Records to use
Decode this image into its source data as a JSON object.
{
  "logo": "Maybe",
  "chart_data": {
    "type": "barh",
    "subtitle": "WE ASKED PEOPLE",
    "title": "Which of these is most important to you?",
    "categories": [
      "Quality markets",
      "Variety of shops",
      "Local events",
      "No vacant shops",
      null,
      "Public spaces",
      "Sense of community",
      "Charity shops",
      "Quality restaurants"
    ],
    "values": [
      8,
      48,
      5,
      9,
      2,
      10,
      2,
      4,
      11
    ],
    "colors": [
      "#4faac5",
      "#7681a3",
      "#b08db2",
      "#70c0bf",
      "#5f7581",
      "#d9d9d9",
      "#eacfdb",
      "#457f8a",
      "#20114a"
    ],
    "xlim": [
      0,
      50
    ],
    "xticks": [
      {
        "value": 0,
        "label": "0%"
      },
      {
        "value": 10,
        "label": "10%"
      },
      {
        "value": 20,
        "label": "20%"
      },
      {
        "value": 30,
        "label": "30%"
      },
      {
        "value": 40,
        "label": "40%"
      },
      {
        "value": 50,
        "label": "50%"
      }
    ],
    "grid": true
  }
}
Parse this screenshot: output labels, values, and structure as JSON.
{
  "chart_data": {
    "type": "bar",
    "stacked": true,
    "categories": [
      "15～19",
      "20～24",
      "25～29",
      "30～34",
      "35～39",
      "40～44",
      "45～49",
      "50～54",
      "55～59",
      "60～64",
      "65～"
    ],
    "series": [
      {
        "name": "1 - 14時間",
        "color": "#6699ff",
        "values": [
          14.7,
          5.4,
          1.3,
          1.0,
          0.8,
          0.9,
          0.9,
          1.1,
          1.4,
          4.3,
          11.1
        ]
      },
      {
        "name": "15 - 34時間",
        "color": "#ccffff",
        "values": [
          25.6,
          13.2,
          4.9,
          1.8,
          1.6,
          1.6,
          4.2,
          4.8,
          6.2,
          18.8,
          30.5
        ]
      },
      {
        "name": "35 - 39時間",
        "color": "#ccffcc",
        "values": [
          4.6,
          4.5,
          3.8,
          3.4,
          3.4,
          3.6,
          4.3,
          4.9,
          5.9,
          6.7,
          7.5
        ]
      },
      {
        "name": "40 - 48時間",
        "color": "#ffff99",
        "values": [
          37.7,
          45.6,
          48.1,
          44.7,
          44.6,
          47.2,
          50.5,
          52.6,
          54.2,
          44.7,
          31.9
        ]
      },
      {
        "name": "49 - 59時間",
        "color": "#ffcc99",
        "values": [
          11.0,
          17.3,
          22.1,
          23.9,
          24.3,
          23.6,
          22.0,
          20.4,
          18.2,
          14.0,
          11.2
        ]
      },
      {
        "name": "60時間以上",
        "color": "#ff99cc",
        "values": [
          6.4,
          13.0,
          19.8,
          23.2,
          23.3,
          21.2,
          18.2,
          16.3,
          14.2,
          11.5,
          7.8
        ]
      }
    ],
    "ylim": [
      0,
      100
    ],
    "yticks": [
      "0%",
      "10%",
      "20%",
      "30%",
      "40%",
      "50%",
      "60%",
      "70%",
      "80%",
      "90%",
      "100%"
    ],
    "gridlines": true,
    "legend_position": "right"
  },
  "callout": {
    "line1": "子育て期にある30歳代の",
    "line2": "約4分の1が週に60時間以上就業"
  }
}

Exercise instructions
Return each line in the records that holds the string "true".

Result for this exercise
    "grid": true
    "stacked": true,
    "gridlines": true,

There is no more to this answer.